>> Begin SOURCE DOCUMENT

I think you may find it cheaper to go with some cord around 12 ga and tape two runs together hooked parallel. 10 or 8 ga. flexible cord is quite pricey as the insulation is way overkill for 12v service. Wire on the small side does hurt your game, time wise. Mig welder extension cords are sometimes priced as a loss leader and worth a look. Public Address speaker wire is another source that may get you some heavy, yet flexible leads at a fair price.


----------



## sc-bee (May 10, 2005)

Thanks to all for the replies. I bought a 3M 6221. It was almost $30. I need to look at the specks closer. It says organic vapors and particulates. I am respirator comfortable wear wise, I have worn one in my job for 29 years. I also bought some acid googles and green nitrlie gloves. 
I have a large wooden spool of wire that was left in an out shed from the former owner. Been over 10 years so I need to dig it out and check the size. Looks like a standard black insulated eclectically wire a little larger than a standard extension cord.

I am having issues finding the Savogran. No one seems to have it local. Tried Lowes, Home Depot, Sherman Williams. Ace, True Value and local mom and pops. Looks like an internet order in the near future.
And a special thanks to enjam for the details.


----------



## enjambres (Jun 30, 2013)

Organic vapor w/o acid gas protection is NOT the right one. Actually you need the acid gas part, not the organic vapor protection but acid gas is usually combined w/ organic vapors, though not the other way around. If you haven't opened the sealed package, please return it and get the right one. If you ordered the one on Amazon, you'd get exactly what you need, and since you're ordering the OA anyway, the stuff should arrive at the same time, with no loss of opportunity to treat your bees.

When the human health assessment was done for the recent USDA/EPA approval of oxalic acid it was done by Canadian Health in a shared cost arrangement. I read that document very closely and a respirator with acid gas cartridges is what was specified, which was what I had concluded from reading the cartridge specs on the 3M site a year or so before OA was. um, legal.

Unless you're wearing a full face respirator, you must also use goggles to protect your eyes.

Enj.


----------



## sc-bee (May 10, 2005)

>> End SOURCE DOCUMENT
>> Begin DATA

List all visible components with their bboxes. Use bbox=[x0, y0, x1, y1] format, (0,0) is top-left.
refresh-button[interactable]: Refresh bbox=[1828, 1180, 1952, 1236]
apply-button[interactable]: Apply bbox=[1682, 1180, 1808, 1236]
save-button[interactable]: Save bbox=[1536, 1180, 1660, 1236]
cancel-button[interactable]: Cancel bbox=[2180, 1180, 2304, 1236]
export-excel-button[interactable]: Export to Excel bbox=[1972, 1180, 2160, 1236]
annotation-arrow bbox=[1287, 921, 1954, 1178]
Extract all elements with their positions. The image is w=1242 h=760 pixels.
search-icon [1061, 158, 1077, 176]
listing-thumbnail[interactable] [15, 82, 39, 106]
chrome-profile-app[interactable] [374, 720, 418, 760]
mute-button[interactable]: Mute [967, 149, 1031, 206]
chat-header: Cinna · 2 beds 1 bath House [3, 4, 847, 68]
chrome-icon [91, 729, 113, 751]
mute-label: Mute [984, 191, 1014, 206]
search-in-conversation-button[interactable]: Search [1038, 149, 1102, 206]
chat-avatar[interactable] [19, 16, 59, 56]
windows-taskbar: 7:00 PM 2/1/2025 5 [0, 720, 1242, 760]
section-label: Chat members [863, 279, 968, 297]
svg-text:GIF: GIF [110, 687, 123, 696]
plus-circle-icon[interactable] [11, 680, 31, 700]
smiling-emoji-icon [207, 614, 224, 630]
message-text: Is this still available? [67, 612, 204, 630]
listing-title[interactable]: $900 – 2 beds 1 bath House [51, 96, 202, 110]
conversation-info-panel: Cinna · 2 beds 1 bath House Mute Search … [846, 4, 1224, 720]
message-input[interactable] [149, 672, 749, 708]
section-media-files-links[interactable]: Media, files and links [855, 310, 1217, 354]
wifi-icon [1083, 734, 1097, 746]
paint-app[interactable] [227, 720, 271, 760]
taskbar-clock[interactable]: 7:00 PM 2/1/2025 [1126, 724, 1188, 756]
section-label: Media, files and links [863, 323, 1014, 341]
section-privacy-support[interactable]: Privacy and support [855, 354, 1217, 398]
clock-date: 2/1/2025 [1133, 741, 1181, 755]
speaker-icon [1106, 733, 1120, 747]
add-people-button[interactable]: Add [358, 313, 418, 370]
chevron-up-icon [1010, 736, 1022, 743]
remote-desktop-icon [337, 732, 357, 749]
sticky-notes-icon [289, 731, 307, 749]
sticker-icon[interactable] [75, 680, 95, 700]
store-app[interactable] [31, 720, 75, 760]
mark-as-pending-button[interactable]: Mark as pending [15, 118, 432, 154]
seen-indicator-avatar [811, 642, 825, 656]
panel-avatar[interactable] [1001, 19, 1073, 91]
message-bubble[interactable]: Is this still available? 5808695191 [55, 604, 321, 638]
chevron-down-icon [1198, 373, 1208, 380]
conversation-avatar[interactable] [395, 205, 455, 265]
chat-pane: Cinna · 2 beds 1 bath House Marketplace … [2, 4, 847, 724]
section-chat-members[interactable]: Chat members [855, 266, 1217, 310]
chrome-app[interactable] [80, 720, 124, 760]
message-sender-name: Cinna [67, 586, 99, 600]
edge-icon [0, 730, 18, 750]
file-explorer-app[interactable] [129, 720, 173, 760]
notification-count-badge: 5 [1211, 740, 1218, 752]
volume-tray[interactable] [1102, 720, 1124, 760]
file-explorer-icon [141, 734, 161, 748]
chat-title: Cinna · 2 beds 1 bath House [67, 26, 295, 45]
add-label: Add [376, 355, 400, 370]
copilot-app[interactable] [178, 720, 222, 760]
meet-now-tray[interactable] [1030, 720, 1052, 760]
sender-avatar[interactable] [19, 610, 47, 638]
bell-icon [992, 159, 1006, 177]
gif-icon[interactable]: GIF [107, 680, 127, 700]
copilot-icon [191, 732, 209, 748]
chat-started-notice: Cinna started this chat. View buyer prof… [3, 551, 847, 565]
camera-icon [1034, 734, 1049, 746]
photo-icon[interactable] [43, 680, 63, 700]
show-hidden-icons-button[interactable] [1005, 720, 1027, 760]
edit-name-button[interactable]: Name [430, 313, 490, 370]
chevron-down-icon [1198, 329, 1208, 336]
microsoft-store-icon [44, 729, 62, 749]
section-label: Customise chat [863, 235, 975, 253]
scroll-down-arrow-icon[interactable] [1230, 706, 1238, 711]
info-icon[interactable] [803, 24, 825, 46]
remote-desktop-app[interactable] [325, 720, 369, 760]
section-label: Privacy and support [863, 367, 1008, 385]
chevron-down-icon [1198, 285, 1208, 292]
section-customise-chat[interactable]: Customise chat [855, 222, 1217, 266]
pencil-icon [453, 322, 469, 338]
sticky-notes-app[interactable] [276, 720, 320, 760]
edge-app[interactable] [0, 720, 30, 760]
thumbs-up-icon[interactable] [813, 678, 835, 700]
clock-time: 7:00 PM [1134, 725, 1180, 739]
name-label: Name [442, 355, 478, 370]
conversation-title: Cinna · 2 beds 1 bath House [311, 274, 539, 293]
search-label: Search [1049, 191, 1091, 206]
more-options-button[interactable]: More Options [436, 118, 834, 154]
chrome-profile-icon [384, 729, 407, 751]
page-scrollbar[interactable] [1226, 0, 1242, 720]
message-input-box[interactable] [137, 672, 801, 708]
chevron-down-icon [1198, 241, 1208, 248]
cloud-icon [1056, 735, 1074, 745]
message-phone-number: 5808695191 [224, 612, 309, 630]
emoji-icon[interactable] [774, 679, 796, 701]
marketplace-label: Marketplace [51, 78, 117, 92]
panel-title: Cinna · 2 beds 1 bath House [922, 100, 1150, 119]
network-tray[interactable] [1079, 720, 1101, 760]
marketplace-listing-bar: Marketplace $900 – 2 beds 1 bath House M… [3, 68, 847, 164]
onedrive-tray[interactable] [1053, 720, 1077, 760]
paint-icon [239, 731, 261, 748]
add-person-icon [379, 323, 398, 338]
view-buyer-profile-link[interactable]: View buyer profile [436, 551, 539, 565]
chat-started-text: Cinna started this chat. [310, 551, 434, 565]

>> End DATA

| GIVEN EXERCISE 1 |
Answer these from the oxalic acid forum thread:
(a) Around what gauge of cord does the first post suggest, with two runs taped together?
(b) Which 3M respirator did sc-bee buy, and about how much did it cost?
(c) What kind of cartridges did the human health assessment that enjambres read specify for the respirator?
| GIVEN EXERCISE 2 |
Write the next part of the oxalic acid forum thread, starting with the body of the sc-bee post under the last heading.

| EXPECTED ANSWER 1 |
(a) Around 12 gauge, with the two runs hooked in parallel.
(b) A 3M 6221, for almost $30.
(c) Acid gas cartridges.

| EXPECTED ANSWER 2 |
Thanks will look closer. Not opened, it came from Lowes. I did get a full pair of acid goggles. Let me get up and go fetch the mask from the car.


----------



## sc-bee (May 10, 2005)

So I purchased a 3M 6211. Looks like OV and particulate and not acid gases. So back it goes...Thanks

http://solutions.3m.com/wps/portal/...um-1-each-pack-2-packs-case?N=3294427288&rt=d


----------



## sc-bee (May 10, 2005)

I contacted 3M about the 6211. Here is their reply:
>3M recommends an organic vapor cartridge with a 95 class particle prefilter for oxalic acid. The 3M 6211 Respirator assembly, which includes the 6001 Organic Vapor Cartridge and 5P71 P95 Prefilter, is suitable for your beekeeping application.


Thank you for choosing 3M


----------



## DanielD (Jul 21, 2012)

The 6000 series cartridges from 3M are far better than the cheaper ones. # 60923 is the acid gas number.


----------



## dynemd (Aug 27, 2013)

sc-bee said:


> I contacted 3M about the 6211. Here is their reply:
> >3M recommends an organic vapor cartridge with a 95 class particle prefilter for oxalic acid. The 3M 6211 Respirator assembly, which includes the 6001 Organic Vapor Cartridge and 5P71 P95 Prefilter, is suitable for your beekeeping application.



I find that choice of cartridge interesting seeing that the 6001 is for organic vapor, the 6002 for acid gases and the 6003 for both acid gases and organic vapors. I do agree with the 5P71 P95 particulate prefilter. I would think the oxalic acid vapor to be an acid gas. 
60923 is for organic vapors, acid gas and particulates (P100)
Although I see that 3M lists the acid vapors it filters as: Chlorine, hydrogen chloride, sulfur dioxide, chlorine dioxide, hydrogen sulfide,hydrogen fluoride. I'm not sure where oxalic acid fits in here.


----------



## mitchgobears (Jan 26, 2014)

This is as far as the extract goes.